# Goal:
Below is a set of records; print all of them exactly as written.

Dataset items:
+===+

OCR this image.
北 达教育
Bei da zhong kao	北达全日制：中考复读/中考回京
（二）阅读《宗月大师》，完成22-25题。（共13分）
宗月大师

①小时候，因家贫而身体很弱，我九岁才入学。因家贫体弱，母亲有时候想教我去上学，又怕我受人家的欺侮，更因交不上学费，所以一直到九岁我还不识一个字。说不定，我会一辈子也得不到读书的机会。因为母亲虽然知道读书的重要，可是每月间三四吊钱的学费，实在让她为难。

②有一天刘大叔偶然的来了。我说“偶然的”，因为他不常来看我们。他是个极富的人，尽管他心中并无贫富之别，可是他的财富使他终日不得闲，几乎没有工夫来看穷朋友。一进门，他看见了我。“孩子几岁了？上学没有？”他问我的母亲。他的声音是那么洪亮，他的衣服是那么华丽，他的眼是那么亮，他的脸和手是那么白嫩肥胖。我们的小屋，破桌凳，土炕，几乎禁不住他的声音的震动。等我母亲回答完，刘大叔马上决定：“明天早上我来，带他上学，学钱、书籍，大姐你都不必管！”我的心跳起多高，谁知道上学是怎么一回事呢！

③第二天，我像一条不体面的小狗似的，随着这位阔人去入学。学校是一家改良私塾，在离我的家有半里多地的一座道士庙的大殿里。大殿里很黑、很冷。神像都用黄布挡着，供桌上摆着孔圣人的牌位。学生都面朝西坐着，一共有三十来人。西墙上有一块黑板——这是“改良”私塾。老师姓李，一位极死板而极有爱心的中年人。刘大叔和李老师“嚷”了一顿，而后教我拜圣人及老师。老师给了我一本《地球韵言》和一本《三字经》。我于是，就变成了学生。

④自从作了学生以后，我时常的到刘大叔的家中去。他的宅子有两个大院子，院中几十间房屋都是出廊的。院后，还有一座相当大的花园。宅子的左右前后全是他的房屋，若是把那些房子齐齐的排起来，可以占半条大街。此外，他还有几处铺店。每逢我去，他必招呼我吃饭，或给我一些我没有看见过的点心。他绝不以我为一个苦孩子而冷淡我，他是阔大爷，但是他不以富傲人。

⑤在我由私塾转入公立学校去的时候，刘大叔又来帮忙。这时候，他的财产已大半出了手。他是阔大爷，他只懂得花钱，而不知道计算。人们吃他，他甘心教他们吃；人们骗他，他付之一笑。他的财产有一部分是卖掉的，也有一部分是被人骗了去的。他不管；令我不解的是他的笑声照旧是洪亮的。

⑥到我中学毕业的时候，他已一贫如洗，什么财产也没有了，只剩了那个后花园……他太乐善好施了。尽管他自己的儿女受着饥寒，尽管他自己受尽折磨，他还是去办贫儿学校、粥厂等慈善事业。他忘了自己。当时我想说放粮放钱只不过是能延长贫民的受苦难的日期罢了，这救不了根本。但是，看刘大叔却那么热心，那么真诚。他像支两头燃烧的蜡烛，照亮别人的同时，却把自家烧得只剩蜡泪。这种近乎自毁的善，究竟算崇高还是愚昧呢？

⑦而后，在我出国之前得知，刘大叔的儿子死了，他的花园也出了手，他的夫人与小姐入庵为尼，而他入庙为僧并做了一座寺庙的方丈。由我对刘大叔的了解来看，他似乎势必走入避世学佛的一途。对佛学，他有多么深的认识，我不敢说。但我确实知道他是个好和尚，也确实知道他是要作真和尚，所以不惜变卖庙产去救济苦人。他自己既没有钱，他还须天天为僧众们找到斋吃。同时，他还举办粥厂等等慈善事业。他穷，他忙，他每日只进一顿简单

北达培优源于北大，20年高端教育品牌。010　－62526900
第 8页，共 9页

+===+

# Reply to the task:
OCR this image.
北 达教育
Bei da zhong kao	北达全日制：中考复读/中考回京
（二）阅读《宗月大师》，完成22-25题。（共13分）
宗月大师

①小时候，因家贫而身体很弱，我九岁才入学。因家贫体弱，母亲有时候想教我去上学，又怕我受人家的欺侮，更因交不上学费，所以一直到九岁我还不识一个字。说不定，我会一辈子也得不到读书的机会。因为母亲虽然知道读书的重要，可是每月间三四吊钱的学费，实在让她为难。

②有一天刘大叔偶然的来了。我说“偶然的”，因为他不常来看我们。他是个极富的人，尽管他心中并无贫富之别，可是他的财富使他终日不得闲，几乎没有工夫来看穷朋友。一进门，他看见了我。“孩子几岁了？上学没有？”他问我的母亲。他的声音是那么洪亮，他的衣服是那么华丽，他的眼是那么亮，他的脸和手是那么白嫩肥胖。我们的小屋，破桌凳，土炕，几乎禁不住他的声音的震动。等我母亲回答完，刘大叔马上决定：“明天早上我来，带他上学，学钱、书籍，大姐你都不必管！”我的心跳起多高，谁知道上学是怎么一回事呢！

③第二天，我像一条不体面的小狗似的，随着这位阔人去入学。学校是一家改良私塾，在离我的家有半里多地的一座道士庙的大殿里。大殿里很黑、很冷。神像都用黄布挡着，供桌上摆着孔圣人的牌位。学生都面朝西坐着，一共有三十来人。西墙上有一块黑板——这是“改良”私塾。老师姓李，一位极死板而极有爱心的中年人。刘大叔和李老师“嚷”了一顿，而后教我拜圣人及老师。老师给了我一本《地球韵言》和一本《三字经》。我于是，就变成了学生。

④自从作了学生以后，我时常的到刘大叔的家中去。他的宅子有两个大院子，院中几十间房屋都是出廊的。院后，还有一座相当大的花园。宅子的左右前后全是他的房屋，若是把那些房子齐齐的排起来，可以占半条大街。此外，他还有几处铺店。每逢我去，他必招呼我吃饭，或给我一些我没有看见过的点心。他绝不以我为一个苦孩子而冷淡我，他是阔大爷，但是他不以富傲人。

⑤在我由私塾转入公立学校去的时候，刘大叔又来帮忙。这时候，他的财产已大半出了手。他是阔大爷，他只懂得花钱，而不知道计算。人们吃他，他甘心教他们吃；人们骗他，他付之一笑。他的财产有一部分是卖掉的，也有一部分是被人骗了去的。他不管；令我不解的是他的笑声照旧是洪亮的。

⑥到我中学毕业的时候，他已一贫如洗，什么财产也没有了，只剩了那个后花园……他太乐善好施了。尽管他自己的儿女受着饥寒，尽管他自己受尽折磨，他还是去办贫儿学校、粥厂等慈善事业。他忘了自己。当时我想说放粮放钱只不过是能延长贫民的受苦难的日期罢了，这救不了根本。但是，看刘大叔却那么热心，那么真诚。他像支两头燃烧的蜡烛，照亮别人的同时，却把自家烧得只剩蜡泪。这种近乎自毁的善，究竟算崇高还是愚昧呢？

⑦而后，在我出国之前得知，刘大叔的儿子死了，他的花园也出了手，他的夫人与小姐入庵为尼，而他入庙为僧并做了一座寺庙的方丈。由我对刘大叔的了解来看，他似乎势必走入避世学佛的一途。对佛学，他有多么深的认识，我不敢说。但我确实知道他是个好和尚，也确实知道他是要作真和尚，所以不惜变卖庙产去救济苦人。他自己既没有钱，他还须天天为僧众们找到斋吃。同时，他还举办粥厂等等慈善事业。他穷，他忙，他每日只进一顿简单

北达培优源于北大，20年高端教育品牌。010　－62526900
第 8页，共 9页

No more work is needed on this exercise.